:: Provided entries ::

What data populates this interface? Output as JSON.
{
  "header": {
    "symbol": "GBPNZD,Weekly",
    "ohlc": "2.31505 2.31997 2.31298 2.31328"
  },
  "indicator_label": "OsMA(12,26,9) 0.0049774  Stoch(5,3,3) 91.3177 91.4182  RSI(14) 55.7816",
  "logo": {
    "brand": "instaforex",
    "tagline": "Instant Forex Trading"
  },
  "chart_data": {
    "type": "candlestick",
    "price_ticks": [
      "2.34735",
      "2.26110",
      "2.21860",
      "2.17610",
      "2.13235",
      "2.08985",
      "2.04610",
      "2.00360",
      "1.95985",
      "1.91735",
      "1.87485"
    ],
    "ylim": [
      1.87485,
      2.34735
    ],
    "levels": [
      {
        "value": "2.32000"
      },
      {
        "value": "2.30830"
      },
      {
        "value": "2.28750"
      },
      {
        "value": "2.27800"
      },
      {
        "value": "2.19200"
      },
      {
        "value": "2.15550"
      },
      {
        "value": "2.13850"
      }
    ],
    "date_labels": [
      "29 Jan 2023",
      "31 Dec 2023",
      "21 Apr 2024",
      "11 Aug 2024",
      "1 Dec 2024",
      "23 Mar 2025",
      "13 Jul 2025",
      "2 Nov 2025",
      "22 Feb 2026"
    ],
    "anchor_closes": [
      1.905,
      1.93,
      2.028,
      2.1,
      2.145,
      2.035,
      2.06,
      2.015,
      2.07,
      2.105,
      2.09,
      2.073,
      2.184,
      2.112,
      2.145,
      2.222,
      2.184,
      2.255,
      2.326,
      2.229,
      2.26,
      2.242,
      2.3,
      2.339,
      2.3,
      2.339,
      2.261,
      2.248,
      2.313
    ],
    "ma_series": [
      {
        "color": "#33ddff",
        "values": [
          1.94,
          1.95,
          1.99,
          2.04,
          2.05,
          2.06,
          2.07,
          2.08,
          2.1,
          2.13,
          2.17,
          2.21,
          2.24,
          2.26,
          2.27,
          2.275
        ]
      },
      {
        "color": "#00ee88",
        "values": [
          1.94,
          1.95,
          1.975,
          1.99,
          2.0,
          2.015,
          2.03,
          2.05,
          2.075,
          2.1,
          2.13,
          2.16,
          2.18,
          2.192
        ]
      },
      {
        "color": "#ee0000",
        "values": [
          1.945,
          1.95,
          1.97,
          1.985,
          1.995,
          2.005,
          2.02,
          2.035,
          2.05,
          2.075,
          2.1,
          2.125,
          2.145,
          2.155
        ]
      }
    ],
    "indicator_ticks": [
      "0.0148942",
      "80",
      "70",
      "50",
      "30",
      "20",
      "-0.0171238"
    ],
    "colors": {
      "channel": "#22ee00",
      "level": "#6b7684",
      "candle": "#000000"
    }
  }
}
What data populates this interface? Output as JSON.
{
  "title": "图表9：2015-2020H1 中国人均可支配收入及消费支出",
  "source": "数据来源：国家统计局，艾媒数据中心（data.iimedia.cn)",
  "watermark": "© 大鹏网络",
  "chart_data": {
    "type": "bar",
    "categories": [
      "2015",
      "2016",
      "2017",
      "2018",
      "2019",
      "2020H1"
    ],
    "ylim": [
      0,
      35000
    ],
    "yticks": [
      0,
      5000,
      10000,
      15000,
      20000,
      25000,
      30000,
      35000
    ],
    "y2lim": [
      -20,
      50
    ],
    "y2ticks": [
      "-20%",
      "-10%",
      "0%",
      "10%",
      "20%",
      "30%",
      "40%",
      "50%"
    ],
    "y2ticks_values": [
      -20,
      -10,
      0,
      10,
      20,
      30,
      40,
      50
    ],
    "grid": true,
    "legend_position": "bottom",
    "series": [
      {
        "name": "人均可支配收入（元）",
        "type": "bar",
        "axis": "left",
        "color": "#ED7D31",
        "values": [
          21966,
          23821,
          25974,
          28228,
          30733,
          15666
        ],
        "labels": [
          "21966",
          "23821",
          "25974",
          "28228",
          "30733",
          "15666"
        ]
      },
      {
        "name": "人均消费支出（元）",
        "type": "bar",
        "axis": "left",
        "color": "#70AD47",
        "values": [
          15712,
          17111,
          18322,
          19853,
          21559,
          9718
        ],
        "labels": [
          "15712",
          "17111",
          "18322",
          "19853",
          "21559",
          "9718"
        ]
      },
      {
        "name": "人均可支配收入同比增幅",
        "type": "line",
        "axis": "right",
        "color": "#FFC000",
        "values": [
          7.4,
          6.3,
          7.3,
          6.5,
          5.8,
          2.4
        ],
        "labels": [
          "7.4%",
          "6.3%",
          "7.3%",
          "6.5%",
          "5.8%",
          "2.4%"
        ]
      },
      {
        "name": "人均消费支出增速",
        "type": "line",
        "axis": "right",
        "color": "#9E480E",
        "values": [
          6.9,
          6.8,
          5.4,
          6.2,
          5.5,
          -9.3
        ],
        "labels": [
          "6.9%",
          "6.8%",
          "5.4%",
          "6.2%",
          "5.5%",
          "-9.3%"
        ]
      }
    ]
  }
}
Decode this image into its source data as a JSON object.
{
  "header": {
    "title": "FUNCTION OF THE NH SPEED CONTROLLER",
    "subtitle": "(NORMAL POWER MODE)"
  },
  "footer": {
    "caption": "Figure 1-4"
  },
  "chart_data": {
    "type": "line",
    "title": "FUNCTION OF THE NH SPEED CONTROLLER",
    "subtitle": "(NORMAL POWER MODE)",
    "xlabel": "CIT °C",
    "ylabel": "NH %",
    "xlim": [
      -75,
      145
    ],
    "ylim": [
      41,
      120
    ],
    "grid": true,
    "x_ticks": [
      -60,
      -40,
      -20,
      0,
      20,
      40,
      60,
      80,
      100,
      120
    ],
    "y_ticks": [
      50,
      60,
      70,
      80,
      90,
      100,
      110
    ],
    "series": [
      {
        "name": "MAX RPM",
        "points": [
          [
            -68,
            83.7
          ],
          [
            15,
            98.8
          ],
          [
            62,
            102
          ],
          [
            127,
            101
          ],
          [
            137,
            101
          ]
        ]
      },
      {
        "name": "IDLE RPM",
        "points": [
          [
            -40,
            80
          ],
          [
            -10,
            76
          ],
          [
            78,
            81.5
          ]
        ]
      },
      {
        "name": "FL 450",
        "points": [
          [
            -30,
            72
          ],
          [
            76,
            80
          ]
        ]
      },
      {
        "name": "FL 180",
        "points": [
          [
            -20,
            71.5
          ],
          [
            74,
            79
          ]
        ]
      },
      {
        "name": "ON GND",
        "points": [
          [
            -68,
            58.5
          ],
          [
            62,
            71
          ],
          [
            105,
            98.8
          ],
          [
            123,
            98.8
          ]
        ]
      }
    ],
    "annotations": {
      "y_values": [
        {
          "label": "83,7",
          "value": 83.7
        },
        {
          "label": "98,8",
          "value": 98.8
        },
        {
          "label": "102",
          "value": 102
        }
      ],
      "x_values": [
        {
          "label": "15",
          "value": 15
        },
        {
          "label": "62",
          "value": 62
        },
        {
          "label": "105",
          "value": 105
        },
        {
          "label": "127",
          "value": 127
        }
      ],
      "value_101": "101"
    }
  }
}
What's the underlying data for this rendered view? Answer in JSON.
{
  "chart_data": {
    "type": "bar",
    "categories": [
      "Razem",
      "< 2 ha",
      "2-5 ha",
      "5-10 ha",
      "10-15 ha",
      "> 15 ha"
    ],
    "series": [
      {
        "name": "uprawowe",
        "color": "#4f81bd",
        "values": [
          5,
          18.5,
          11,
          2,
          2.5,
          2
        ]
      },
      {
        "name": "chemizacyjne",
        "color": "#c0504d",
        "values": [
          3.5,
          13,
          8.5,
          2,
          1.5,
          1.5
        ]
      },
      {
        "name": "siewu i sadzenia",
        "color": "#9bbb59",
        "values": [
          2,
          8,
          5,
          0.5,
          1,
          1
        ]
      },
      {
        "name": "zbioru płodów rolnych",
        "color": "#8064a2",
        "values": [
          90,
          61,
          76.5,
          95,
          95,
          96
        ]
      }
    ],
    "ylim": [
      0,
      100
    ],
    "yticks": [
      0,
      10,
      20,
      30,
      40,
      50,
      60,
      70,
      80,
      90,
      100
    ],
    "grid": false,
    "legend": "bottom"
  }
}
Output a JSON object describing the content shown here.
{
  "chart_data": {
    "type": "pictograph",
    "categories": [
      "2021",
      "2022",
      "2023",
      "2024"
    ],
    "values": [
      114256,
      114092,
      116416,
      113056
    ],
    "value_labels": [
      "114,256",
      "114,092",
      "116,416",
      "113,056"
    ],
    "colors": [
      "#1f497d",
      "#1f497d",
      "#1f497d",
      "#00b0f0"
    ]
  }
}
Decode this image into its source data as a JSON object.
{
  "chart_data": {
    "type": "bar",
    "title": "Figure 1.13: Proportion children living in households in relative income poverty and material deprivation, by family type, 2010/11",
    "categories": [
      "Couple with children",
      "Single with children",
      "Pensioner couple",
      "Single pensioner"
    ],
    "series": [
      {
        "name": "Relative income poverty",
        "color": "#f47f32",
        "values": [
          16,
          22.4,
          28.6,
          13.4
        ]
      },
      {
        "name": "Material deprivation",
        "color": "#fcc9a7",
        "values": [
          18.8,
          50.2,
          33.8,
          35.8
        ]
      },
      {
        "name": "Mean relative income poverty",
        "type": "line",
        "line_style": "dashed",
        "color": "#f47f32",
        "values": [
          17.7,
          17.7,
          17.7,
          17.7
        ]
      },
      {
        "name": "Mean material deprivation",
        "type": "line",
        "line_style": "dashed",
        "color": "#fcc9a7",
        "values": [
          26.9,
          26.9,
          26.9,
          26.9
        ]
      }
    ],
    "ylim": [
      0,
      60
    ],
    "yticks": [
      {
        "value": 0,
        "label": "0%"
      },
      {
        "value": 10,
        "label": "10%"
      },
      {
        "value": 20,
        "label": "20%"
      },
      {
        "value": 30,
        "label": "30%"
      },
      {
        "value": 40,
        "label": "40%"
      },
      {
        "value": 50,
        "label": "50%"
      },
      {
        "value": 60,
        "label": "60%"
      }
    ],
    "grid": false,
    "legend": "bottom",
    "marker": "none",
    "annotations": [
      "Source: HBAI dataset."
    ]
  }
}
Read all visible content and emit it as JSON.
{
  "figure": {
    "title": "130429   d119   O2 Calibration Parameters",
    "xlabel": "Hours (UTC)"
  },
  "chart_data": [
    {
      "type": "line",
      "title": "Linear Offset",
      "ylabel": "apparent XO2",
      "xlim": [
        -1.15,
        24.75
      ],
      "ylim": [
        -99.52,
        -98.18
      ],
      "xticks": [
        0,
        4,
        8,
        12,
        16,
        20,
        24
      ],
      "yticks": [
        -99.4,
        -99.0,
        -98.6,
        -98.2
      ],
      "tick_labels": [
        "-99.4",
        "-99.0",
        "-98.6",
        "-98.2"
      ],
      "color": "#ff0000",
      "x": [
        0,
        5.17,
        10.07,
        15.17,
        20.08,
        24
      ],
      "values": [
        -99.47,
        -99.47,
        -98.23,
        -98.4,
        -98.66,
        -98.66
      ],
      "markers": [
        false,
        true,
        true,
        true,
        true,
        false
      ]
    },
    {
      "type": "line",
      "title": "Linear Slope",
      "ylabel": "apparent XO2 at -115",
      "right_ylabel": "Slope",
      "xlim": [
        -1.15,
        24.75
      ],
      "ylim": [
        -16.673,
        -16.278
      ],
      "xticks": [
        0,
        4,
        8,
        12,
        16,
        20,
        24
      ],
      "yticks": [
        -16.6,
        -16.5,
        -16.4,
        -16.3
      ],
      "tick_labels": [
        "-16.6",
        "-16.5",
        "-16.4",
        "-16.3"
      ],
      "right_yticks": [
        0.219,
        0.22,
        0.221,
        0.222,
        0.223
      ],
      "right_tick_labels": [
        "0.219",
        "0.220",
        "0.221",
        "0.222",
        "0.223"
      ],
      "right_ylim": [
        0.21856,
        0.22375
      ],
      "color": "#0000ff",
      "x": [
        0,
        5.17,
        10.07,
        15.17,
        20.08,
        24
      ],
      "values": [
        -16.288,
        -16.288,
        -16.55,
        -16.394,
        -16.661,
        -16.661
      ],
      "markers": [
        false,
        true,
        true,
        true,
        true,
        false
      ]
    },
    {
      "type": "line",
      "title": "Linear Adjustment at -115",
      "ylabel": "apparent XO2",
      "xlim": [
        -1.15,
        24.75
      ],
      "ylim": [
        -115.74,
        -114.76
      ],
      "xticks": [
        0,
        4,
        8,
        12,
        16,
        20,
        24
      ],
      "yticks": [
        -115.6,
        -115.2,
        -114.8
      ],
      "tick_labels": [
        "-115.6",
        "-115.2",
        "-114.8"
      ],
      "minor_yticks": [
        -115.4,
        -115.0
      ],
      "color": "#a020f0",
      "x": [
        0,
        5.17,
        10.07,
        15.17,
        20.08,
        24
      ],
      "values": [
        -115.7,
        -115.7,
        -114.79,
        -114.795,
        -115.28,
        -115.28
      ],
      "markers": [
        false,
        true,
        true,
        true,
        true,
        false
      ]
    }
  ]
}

:::

Stated problem = Go over the data above and copy every line that has the word "subtitle" in it.

Solution for this exercise =
    "subtitle": "(NORMAL POWER MODE)"
    "subtitle": "(NORMAL POWER MODE)",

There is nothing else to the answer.